→ **SHORT TASK**
Repeat the records below exactly, leaving out any pictures.

* start DATASET EXTRACT *

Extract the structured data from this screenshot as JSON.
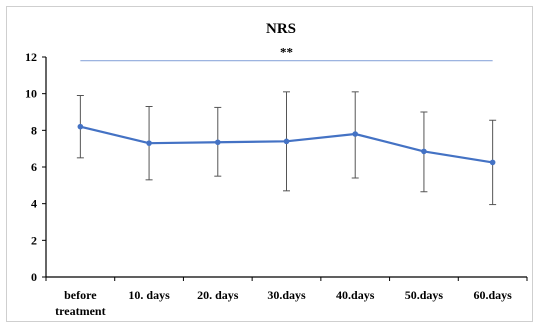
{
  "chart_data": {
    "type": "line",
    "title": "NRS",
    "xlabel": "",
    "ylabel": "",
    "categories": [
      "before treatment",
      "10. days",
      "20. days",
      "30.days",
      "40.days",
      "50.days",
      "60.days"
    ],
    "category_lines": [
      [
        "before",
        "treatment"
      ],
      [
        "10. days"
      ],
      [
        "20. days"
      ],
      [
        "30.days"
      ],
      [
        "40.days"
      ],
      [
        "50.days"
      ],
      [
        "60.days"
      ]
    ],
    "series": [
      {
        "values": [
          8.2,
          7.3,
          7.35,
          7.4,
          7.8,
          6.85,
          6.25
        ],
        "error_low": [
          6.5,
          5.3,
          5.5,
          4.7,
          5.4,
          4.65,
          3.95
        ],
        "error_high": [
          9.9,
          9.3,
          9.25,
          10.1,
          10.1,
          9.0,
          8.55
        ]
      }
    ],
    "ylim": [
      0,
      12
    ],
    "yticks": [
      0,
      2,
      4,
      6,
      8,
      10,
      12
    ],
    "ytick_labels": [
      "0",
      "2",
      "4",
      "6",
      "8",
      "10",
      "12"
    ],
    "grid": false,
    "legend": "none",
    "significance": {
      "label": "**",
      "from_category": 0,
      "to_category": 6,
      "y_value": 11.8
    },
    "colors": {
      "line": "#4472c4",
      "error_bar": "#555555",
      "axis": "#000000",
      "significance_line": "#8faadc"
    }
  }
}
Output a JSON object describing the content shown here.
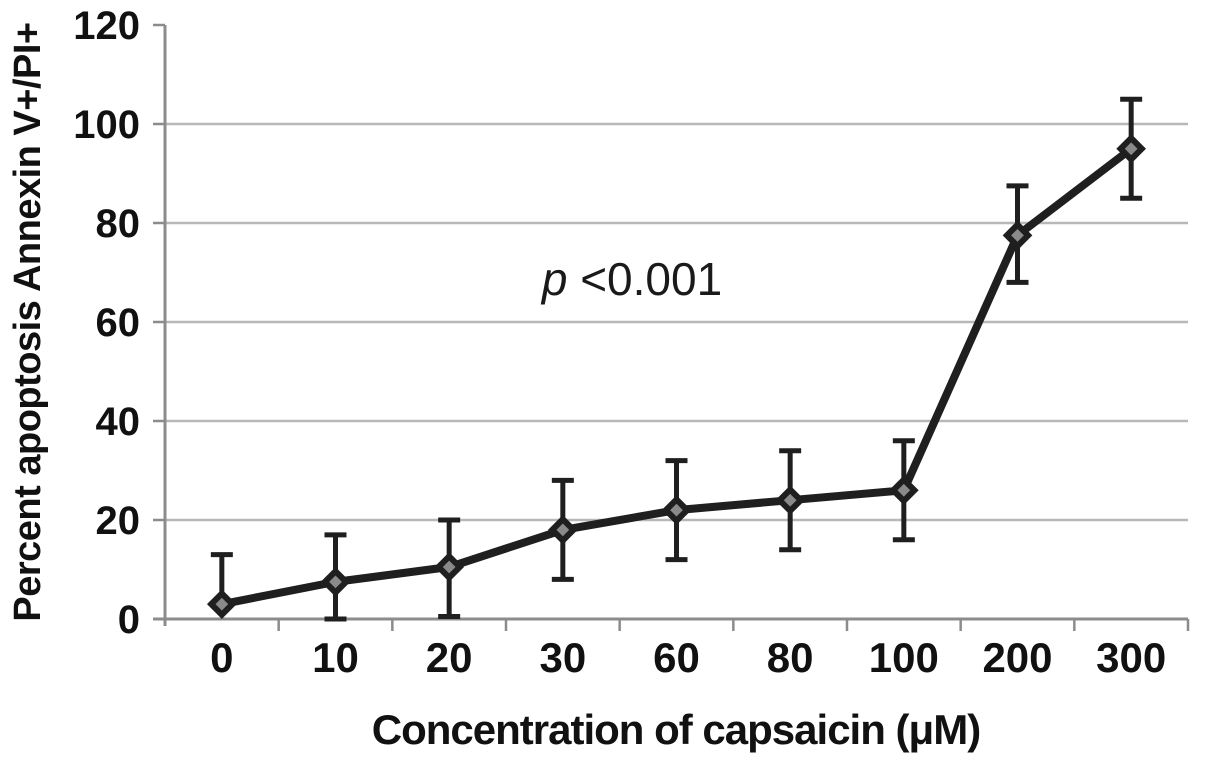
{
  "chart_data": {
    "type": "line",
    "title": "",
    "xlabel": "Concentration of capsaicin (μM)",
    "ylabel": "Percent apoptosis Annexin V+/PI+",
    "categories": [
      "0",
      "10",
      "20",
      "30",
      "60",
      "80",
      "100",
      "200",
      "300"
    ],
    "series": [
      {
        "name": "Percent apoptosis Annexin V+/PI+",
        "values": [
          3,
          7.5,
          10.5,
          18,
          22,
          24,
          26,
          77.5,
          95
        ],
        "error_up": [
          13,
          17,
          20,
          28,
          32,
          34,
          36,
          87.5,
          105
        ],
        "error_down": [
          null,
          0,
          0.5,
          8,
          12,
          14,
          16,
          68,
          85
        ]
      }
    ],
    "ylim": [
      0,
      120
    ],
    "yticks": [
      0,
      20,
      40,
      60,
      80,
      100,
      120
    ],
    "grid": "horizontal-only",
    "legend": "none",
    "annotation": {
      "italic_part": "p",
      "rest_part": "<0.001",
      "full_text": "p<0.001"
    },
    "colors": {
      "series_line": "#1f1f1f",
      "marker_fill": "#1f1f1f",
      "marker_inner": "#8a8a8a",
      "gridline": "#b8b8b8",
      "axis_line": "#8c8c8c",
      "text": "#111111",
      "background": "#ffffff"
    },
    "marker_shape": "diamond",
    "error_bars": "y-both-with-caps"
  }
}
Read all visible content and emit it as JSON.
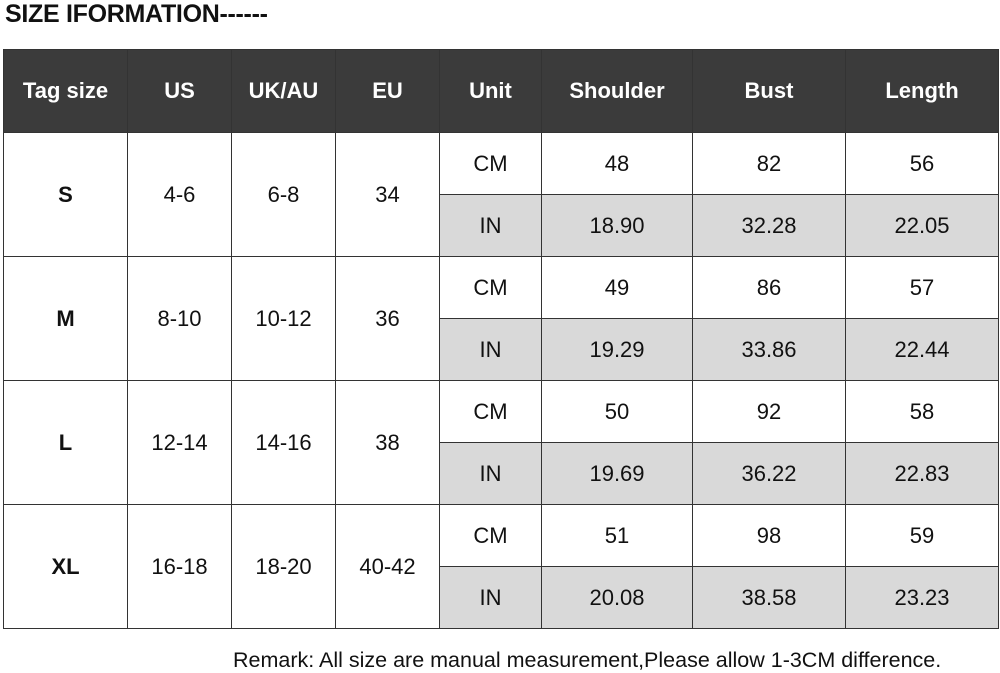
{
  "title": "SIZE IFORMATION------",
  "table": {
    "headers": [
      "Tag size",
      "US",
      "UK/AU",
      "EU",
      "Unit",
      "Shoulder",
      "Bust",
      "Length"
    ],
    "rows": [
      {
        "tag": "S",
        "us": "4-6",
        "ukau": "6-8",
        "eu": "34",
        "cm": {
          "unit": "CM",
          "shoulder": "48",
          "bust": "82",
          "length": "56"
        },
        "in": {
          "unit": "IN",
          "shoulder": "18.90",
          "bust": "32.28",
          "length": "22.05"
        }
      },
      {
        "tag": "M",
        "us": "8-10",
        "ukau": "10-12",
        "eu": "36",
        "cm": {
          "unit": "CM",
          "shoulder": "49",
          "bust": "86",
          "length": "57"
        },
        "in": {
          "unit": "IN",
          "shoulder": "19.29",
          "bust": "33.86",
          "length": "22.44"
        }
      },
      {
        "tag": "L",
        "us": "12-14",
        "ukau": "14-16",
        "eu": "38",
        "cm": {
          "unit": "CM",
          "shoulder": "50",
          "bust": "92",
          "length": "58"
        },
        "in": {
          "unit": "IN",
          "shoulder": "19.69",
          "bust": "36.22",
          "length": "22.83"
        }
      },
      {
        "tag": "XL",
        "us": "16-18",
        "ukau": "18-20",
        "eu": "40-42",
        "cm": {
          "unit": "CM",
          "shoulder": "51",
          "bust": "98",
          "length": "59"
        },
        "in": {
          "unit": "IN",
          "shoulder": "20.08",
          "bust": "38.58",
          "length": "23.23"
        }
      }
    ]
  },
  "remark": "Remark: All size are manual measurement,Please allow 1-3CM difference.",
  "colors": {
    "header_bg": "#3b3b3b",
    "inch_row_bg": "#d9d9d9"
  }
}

* end DATASET EXTRACT *

→ **RIGHT ANSWER**
Extract the structured data from this screenshot as JSON.
{
  "chart_data": {
    "type": "line",
    "title": "NRS",
    "xlabel": "",
    "ylabel": "",
    "categories": [
      "before treatment",
      "10. days",
      "20. days",
      "30.days",
      "40.days",
      "50.days",
      "60.days"
    ],
    "category_lines": [
      [
        "before",
        "treatment"
      ],
      [
        "10. days"
      ],
      [
        "20. days"
      ],
      [
        "30.days"
      ],
      [
        "40.days"
      ],
      [
        "50.days"
      ],
      [
        "60.days"
      ]
    ],
    "series": [
      {
        "values": [
          8.2,
          7.3,
          7.35,
          7.4,
          7.8,
          6.85,
          6.25
        ],
        "error_low": [
          6.5,
          5.3,
          5.5,
          4.7,
          5.4,
          4.65,
          3.95
        ],
        "error_high": [
          9.9,
          9.3,
          9.25,
          10.1,
          10.1,
          9.0,
          8.55
        ]
      }
    ],
    "ylim": [
      0,
      12
    ],
    "yticks": [
      0,
      2,
      4,
      6,
      8,
      10,
      12
    ],
    "ytick_labels": [
      "0",
      "2",
      "4",
      "6",
      "8",
      "10",
      "12"
    ],
    "grid": false,
    "legend": "none",
    "significance": {
      "label": "**",
      "from_category": 0,
      "to_category": 6,
      "y_value": 11.8
    },
    "colors": {
      "line": "#4472c4",
      "error_bar": "#555555",
      "axis": "#000000",
      "significance_line": "#8faadc"
    }
  }
}
Output a JSON object describing the content shown here.
{
  "chart_data": {
    "type": "line",
    "title": "",
    "xlabel": "Concentration of capsaicin (μM)",
    "ylabel": "Percent apoptosis Annexin V+/PI+",
    "categories": [
      "0",
      "10",
      "20",
      "30",
      "60",
      "80",
      "100",
      "200",
      "300"
    ],
    "series": [
      {
        "name": "Percent apoptosis Annexin V+/PI+",
        "values": [
          3,
          7.5,
          10.5,
          18,
          22,
          24,
          26,
          77.5,
          95
        ],
        "error_up": [
          13,
          17,
          20,
          28,
          32,
          34,
          36,
          87.5,
          105
        ],
        "error_down": [
          null,
          0,
          0.5,
          8,
          12,
          14,
          16,
          68,
          85
        ]
      }
    ],
    "ylim": [
      0,
      120
    ],
    "yticks": [
      0,
      20,
      40,
      60,
      80,
      100,
      120
    ],
    "grid": "horizontal-only",
    "legend": "none",
    "annotation": {
      "italic_part": "p",
      "rest_part": "<0.001",
      "full_text": "p<0.001"
    },
    "colors": {
      "series_line": "#1f1f1f",
      "marker_fill": "#1f1f1f",
      "marker_inner": "#8a8a8a",
      "gridline": "#b8b8b8",
      "axis_line": "#8c8c8c",
      "text": "#111111",
      "background": "#ffffff"
    },
    "marker_shape": "diamond",
    "error_bars": "y-both-with-caps"
  }
}
Read all visible content and emit it as JSON.
{
  "title": "SIZE IFORMATION------",
  "table": {
    "headers": [
      "Tag size",
      "US",
      "UK/AU",
      "EU",
      "Unit",
      "Shoulder",
      "Bust",
      "Length"
    ],
    "rows": [
      {
        "tag": "S",
        "us": "4-6",
        "ukau": "6-8",
        "eu": "34",
        "cm": {
          "unit": "CM",
          "shoulder": "48",
          "bust": "82",
          "length": "56"
        },
        "in": {
          "unit": "IN",
          "shoulder": "18.90",
          "bust": "32.28",
          "length": "22.05"
        }
      },
      {
        "tag": "M",
        "us": "8-10",
        "ukau": "10-12",
        "eu": "36",
        "cm": {
          "unit": "CM",
          "shoulder": "49",
          "bust": "86",
          "length": "57"
        },
        "in": {
          "unit": "IN",
          "shoulder": "19.29",
          "bust": "33.86",
          "length": "22.44"
        }
      },
      {
        "tag": "L",
        "us": "12-14",
        "ukau": "14-16",
        "eu": "38",
        "cm": {
          "unit": "CM",
          "shoulder": "50",
          "bust": "92",
          "length": "58"
        },
        "in": {
          "unit": "IN",
          "shoulder": "19.69",
          "bust": "36.22",
          "length": "22.83"
        }
      },
      {
        "tag": "XL",
        "us": "16-18",
        "ukau": "18-20",
        "eu": "40-42",
        "cm": {
          "unit": "CM",
          "shoulder": "51",
          "bust": "98",
          "length": "59"
        },
        "in": {
          "unit": "IN",
          "shoulder": "20.08",
          "bust": "38.58",
          "length": "23.23"
        }
      }
    ]
  },
  "remark": "Remark: All size are manual measurement,Please allow 1-3CM difference.",
  "colors": {
    "header_bg": "#3b3b3b",
    "inch_row_bg": "#d9d9d9"
  }
}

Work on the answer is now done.